**** Material supplied ****

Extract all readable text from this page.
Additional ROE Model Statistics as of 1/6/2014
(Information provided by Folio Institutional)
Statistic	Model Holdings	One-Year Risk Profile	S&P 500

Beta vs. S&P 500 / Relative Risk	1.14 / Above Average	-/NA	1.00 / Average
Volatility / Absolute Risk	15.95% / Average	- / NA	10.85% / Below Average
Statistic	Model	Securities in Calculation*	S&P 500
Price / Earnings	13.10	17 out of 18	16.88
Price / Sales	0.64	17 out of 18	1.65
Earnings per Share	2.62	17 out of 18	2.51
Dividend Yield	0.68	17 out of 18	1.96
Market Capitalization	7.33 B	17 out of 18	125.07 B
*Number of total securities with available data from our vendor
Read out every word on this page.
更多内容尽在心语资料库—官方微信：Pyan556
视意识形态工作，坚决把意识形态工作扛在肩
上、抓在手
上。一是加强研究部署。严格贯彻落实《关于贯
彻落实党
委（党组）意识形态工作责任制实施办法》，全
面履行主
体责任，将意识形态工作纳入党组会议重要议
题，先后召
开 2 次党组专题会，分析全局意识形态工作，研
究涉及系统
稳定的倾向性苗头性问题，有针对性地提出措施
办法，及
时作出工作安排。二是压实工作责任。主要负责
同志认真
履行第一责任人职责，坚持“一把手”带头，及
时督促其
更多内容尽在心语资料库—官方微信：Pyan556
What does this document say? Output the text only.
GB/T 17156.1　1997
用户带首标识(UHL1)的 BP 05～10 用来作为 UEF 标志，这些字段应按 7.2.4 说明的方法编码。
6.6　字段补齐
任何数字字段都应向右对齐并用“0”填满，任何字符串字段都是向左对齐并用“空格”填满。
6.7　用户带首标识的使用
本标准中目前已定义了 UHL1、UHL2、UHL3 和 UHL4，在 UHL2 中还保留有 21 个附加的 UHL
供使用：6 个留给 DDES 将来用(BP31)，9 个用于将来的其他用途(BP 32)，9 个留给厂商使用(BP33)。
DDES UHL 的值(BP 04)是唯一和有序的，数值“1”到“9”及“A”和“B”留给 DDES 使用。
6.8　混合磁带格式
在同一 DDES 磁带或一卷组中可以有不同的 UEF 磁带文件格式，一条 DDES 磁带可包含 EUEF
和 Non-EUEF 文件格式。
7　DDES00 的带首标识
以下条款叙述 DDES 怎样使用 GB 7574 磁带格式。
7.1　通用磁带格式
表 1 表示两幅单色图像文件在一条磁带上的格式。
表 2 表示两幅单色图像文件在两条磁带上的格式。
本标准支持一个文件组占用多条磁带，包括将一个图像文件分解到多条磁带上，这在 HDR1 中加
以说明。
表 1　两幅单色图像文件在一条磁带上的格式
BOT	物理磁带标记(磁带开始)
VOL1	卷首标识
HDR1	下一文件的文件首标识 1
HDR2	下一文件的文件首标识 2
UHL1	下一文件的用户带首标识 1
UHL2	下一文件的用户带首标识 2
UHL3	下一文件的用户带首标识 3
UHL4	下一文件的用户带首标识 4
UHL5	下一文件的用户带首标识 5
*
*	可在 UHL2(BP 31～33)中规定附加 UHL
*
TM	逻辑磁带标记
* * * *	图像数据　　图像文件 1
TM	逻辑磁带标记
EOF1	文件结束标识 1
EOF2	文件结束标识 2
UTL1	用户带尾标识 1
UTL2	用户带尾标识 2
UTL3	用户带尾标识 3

****

Set task: Everything in the listing above should be restated exactly.

Exercise response:
Extract all readable text from this page.
Additional ROE Model Statistics as of 1/6/2014
(Information provided by Folio Institutional)
Statistic	Model Holdings	One-Year Risk Profile	S&P 500

Beta vs. S&P 500 / Relative Risk	1.14 / Above Average	-/NA	1.00 / Average
Volatility / Absolute Risk	15.95% / Average	- / NA	10.85% / Below Average
Statistic	Model	Securities in Calculation*	S&P 500
Price / Earnings	13.10	17 out of 18	16.88
Price / Sales	0.64	17 out of 18	1.65
Earnings per Share	2.62	17 out of 18	2.51
Dividend Yield	0.68	17 out of 18	1.96
Market Capitalization	7.33 B	17 out of 18	125.07 B
*Number of total securities with available data from our vendor
Read out every word on this page.
更多内容尽在心语资料库—官方微信：Pyan556
视意识形态工作，坚决把意识形态工作扛在肩
上、抓在手
上。一是加强研究部署。严格贯彻落实《关于贯
彻落实党
委（党组）意识形态工作责任制实施办法》，全
面履行主
体责任，将意识形态工作纳入党组会议重要议
题，先后召
开 2 次党组专题会，分析全局意识形态工作，研
究涉及系统
稳定的倾向性苗头性问题，有针对性地提出措施
办法，及
时作出工作安排。二是压实工作责任。主要负责
同志认真
履行第一责任人职责，坚持“一把手”带头，及
时督促其
更多内容尽在心语资料库—官方微信：Pyan556
What does this document say? Output the text only.
GB/T 17156.1　1997
用户带首标识(UHL1)的 BP 05～10 用来作为 UEF 标志，这些字段应按 7.2.4 说明的方法编码。
6.6　字段补齐
任何数字字段都应向右对齐并用“0”填满，任何字符串字段都是向左对齐并用“空格”填满。
6.7　用户带首标识的使用
本标准中目前已定义了 UHL1、UHL2、UHL3 和 UHL4，在 UHL2 中还保留有 21 个附加的 UHL
供使用：6 个留给 DDES 将来用(BP31)，9 个用于将来的其他用途(BP 32)，9 个留给厂商使用(BP33)。
DDES UHL 的值(BP 04)是唯一和有序的，数值“1”到“9”及“A”和“B”留给 DDES 使用。
6.8　混合磁带格式
在同一 DDES 磁带或一卷组中可以有不同的 UEF 磁带文件格式，一条 DDES 磁带可包含 EUEF
和 Non-EUEF 文件格式。
7　DDES00 的带首标识
以下条款叙述 DDES 怎样使用 GB 7574 磁带格式。
7.1　通用磁带格式
表 1 表示两幅单色图像文件在一条磁带上的格式。
表 2 表示两幅单色图像文件在两条磁带上的格式。
本标准支持一个文件组占用多条磁带，包括将一个图像文件分解到多条磁带上，这在 HDR1 中加
以说明。
表 1　两幅单色图像文件在一条磁带上的格式
BOT	物理磁带标记(磁带开始)
VOL1	卷首标识
HDR1	下一文件的文件首标识 1
HDR2	下一文件的文件首标识 2
UHL1	下一文件的用户带首标识 1
UHL2	下一文件的用户带首标识 2
UHL3	下一文件的用户带首标识 3
UHL4	下一文件的用户带首标识 4
UHL5	下一文件的用户带首标识 5
*
*	可在 UHL2(BP 31～33)中规定附加 UHL
*
TM	逻辑磁带标记
* * * *	图像数据　　图像文件 1
TM	逻辑磁带标记
EOF1	文件结束标识 1
EOF2	文件结束标识 2
UTL1	用户带尾标识 1
UTL2	用户带尾标识 2
UTL3	用户带尾标识 3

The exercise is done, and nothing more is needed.